GOAL OF THE EXERCISE: Write out all lines holding the word "kodów".
## Start EXTRACTED DATA
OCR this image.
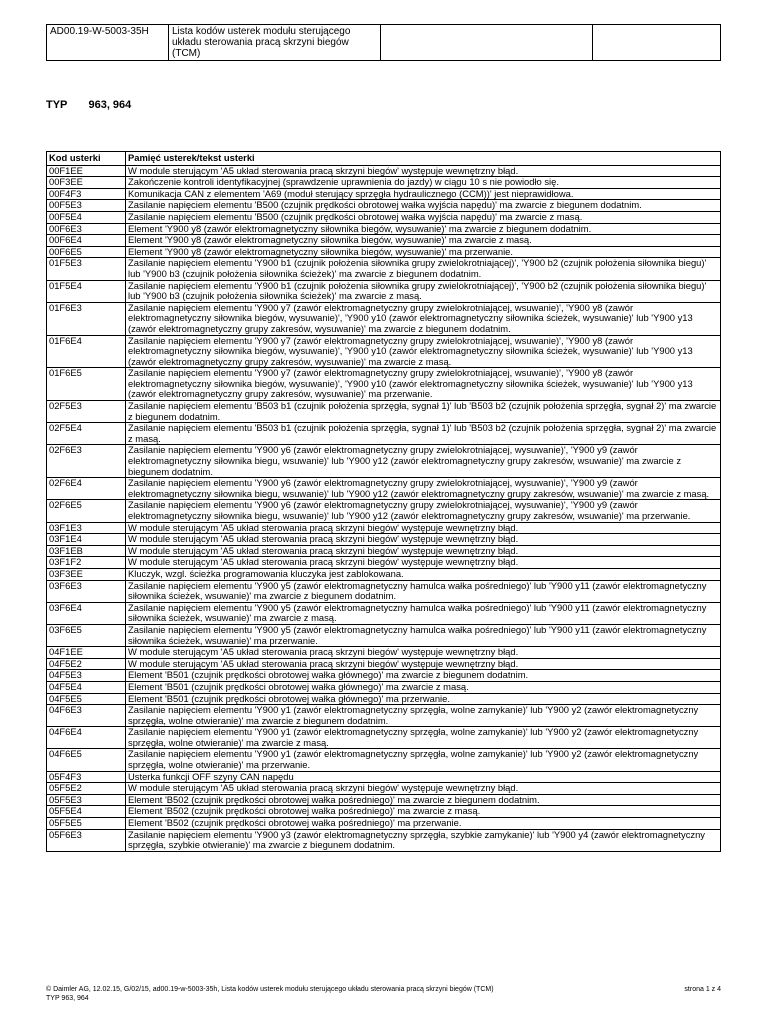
AD00.19-W-5003-35H	Lista kodów usterek modułu sterującego układu sterowania pracą skrzyni biegów (TCM)		
TYP 963, 964
Kod usterki	Pamięć usterek/tekst usterki
00F1EE	W module sterującym 'A5 układ sterowania pracą skrzyni biegów' występuje wewnętrzny błąd.
00F3EE	Zakończenie kontroli identyfikacyjnej (sprawdzenie uprawnienia do jazdy) w ciągu 10 s nie powiodło się.
00F4F3	Komunikacja CAN z elementem 'A69 (moduł sterujący sprzęgła hydraulicznego (CCM))' jest nieprawidłowa.
00F5E3	Zasilanie napięciem elementu 'B500 (czujnik prędkości obrotowej wałka wyjścia napędu)' ma zwarcie z biegunem dodatnim.
00F5E4	Zasilanie napięciem elementu 'B500 (czujnik prędkości obrotowej wałka wyjścia napędu)' ma zwarcie z masą.
00F6E3	Element 'Y900 y8 (zawór elektromagnetyczny siłownika biegów, wysuwanie)' ma zwarcie z biegunem dodatnim.
00F6E4	Element 'Y900 y8 (zawór elektromagnetyczny siłownika biegów, wysuwanie)' ma zwarcie z masą.
00F6E5	Element 'Y900 y8 (zawór elektromagnetyczny siłownika biegów, wysuwanie)' ma przerwanie.
01F5E3	Zasilanie napięciem elementu 'Y900 b1 (czujnik położenia siłownika grupy zwielokrotniającej)', 'Y900 b2 (czujnik położenia siłownika biegu)' lub 'Y900 b3 (czujnik położenia siłownika ścieżek)' ma zwarcie z biegunem dodatnim.
01F5E4	Zasilanie napięciem elementu 'Y900 b1 (czujnik położenia siłownika grupy zwielokrotniającej)', 'Y900 b2 (czujnik położenia siłownika biegu)' lub 'Y900 b3 (czujnik położenia siłownika ścieżek)' ma zwarcie z masą.
01F6E3	Zasilanie napięciem elementu 'Y900 y7 (zawór elektromagnetyczny grupy zwielokrotniającej, wsuwanie)', 'Y900 y8 (zawór elektromagnetyczny siłownika biegów, wysuwanie)', 'Y900 y10 (zawór elektromagnetyczny siłownika ścieżek, wysuwanie)' lub 'Y900 y13 (zawór elektromagnetyczny grupy zakresów, wysuwanie)' ma zwarcie z biegunem dodatnim.
01F6E4	Zasilanie napięciem elementu 'Y900 y7 (zawór elektromagnetyczny grupy zwielokrotniającej, wsuwanie)', 'Y900 y8 (zawór elektromagnetyczny siłownika biegów, wysuwanie)', 'Y900 y10 (zawór elektromagnetyczny siłownika ścieżek, wysuwanie)' lub 'Y900 y13 (zawór elektromagnetyczny grupy zakresów, wysuwanie)' ma zwarcie z masą.
01F6E5	Zasilanie napięciem elementu 'Y900 y7 (zawór elektromagnetyczny grupy zwielokrotniającej, wsuwanie)', 'Y900 y8 (zawór elektromagnetyczny siłownika biegów, wysuwanie)', 'Y900 y10 (zawór elektromagnetyczny siłownika ścieżek, wysuwanie)' lub 'Y900 y13 (zawór elektromagnetyczny grupy zakresów, wysuwanie)' ma przerwanie.
02F5E3	Zasilanie napięciem elementu 'B503 b1 (czujnik położenia sprzęgła, sygnał 1)' lub 'B503 b2 (czujnik położenia sprzęgła, sygnał 2)' ma zwarcie z biegunem dodatnim.
02F5E4	Zasilanie napięciem elementu 'B503 b1 (czujnik położenia sprzęgła, sygnał 1)' lub 'B503 b2 (czujnik położenia sprzęgła, sygnał 2)' ma zwarcie z masą.
02F6E3	Zasilanie napięciem elementu 'Y900 y6 (zawór elektromagnetyczny grupy zwielokrotniającej, wysuwanie)', 'Y900 y9 (zawór elektromagnetyczny siłownika biegu, wsuwanie)' lub 'Y900 y12 (zawór elektromagnetyczny grupy zakresów, wsuwanie)' ma zwarcie z biegunem dodatnim.
02F6E4	Zasilanie napięciem elementu 'Y900 y6 (zawór elektromagnetyczny grupy zwielokrotniającej, wysuwanie)', 'Y900 y9 (zawór elektromagnetyczny siłownika biegu, wsuwanie)' lub 'Y900 y12 (zawór elektromagnetyczny grupy zakresów, wsuwanie)' ma zwarcie z masą.
02F6E5	Zasilanie napięciem elementu 'Y900 y6 (zawór elektromagnetyczny grupy zwielokrotniającej, wysuwanie)', 'Y900 y9 (zawór elektromagnetyczny siłownika biegu, wsuwanie)' lub 'Y900 y12 (zawór elektromagnetyczny grupy zakresów, wsuwanie)' ma przerwanie.
03F1E3	W module sterującym 'A5 układ sterowania pracą skrzyni biegów' występuje wewnętrzny błąd.
03F1E4	W module sterującym 'A5 układ sterowania pracą skrzyni biegów' występuje wewnętrzny błąd.
03F1EB	W module sterującym 'A5 układ sterowania pracą skrzyni biegów' występuje wewnętrzny błąd.
03F1F2	W module sterującym 'A5 układ sterowania pracą skrzyni biegów' występuje wewnętrzny błąd.
03F3EE	Kluczyk, wzgl. ścieżka programowania kluczyka jest zablokowana.
03F6E3	Zasilanie napięciem elementu 'Y900 y5 (zawór elektromagnetyczny hamulca wałka pośredniego)' lub 'Y900 y11 (zawór elektromagnetyczny siłownika ścieżek, wsuwanie)' ma zwarcie z biegunem dodatnim.
03F6E4	Zasilanie napięciem elementu 'Y900 y5 (zawór elektromagnetyczny hamulca wałka pośredniego)' lub 'Y900 y11 (zawór elektromagnetyczny siłownika ścieżek, wsuwanie)' ma zwarcie z masą.
03F6E5	Zasilanie napięciem elementu 'Y900 y5 (zawór elektromagnetyczny hamulca wałka pośredniego)' lub 'Y900 y11 (zawór elektromagnetyczny siłownika ścieżek, wsuwanie)' ma przerwanie.
04F1EE	W module sterującym 'A5 układ sterowania pracą skrzyni biegów' występuje wewnętrzny błąd.
04F5E2	W module sterującym 'A5 układ sterowania pracą skrzyni biegów' występuje wewnętrzny błąd.
04F5E3	Element 'B501 (czujnik prędkości obrotowej wałka głównego)' ma zwarcie z biegunem dodatnim.
04F5E4	Element 'B501 (czujnik prędkości obrotowej wałka głównego)' ma zwarcie z masą.
04F5E5	Element 'B501 (czujnik prędkości obrotowej wałka głównego)' ma przerwanie.
04F6E3	Zasilanie napięciem elementu 'Y900 y1 (zawór elektromagnetyczny sprzęgła, wolne zamykanie)' lub 'Y900 y2 (zawór elektromagnetyczny sprzęgła, wolne otwieranie)' ma zwarcie z biegunem dodatnim.
04F6E4	Zasilanie napięciem elementu 'Y900 y1 (zawór elektromagnetyczny sprzęgła, wolne zamykanie)' lub 'Y900 y2 (zawór elektromagnetyczny sprzęgła, wolne otwieranie)' ma zwarcie z masą.
04F6E5	Zasilanie napięciem elementu 'Y900 y1 (zawór elektromagnetyczny sprzęgła, wolne zamykanie)' lub 'Y900 y2 (zawór elektromagnetyczny sprzęgła, wolne otwieranie)' ma przerwanie.
05F4F3	Usterka funkcji OFF szyny CAN napędu
05F5E2	W module sterującym 'A5 układ sterowania pracą skrzyni biegów' występuje wewnętrzny błąd.
05F5E3	Element 'B502 (czujnik prędkości obrotowej wałka pośredniego)' ma zwarcie z biegunem dodatnim.
05F5E4	Element 'B502 (czujnik prędkości obrotowej wałka pośredniego)' ma zwarcie z masą.
05F5E5	Element 'B502 (czujnik prędkości obrotowej wałka pośredniego)' ma przerwanie.
05F6E3	Zasilanie napięciem elementu 'Y900 y3 (zawór elektromagnetyczny sprzęgła, szybkie zamykanie)' lub 'Y900 y4 (zawór elektromagnetyczny sprzęgła, szybkie otwieranie)' ma zwarcie z biegunem dodatnim.
© Daimler AG, 12.02.15, G/02/15, ad00.19-w-5003-35h, Lista kodów usterek modułu sterującego układu sterowania pracą skrzyni biegów (TCM)
TYP 963, 964
strona 1 z 4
## End EXTRACTED DATA
SOLUTION FOR THIS PROBLEM:
AD00.19-W-5003-35H	Lista kodów usterek modułu sterującego układu sterowania pracą skrzyni biegów (TCM)		
© Daimler AG, 12.02.15, G/02/15, ad00.19-w-5003-35h, Lista kodów usterek modułu sterującego układu sterowania pracą skrzyni biegów (TCM)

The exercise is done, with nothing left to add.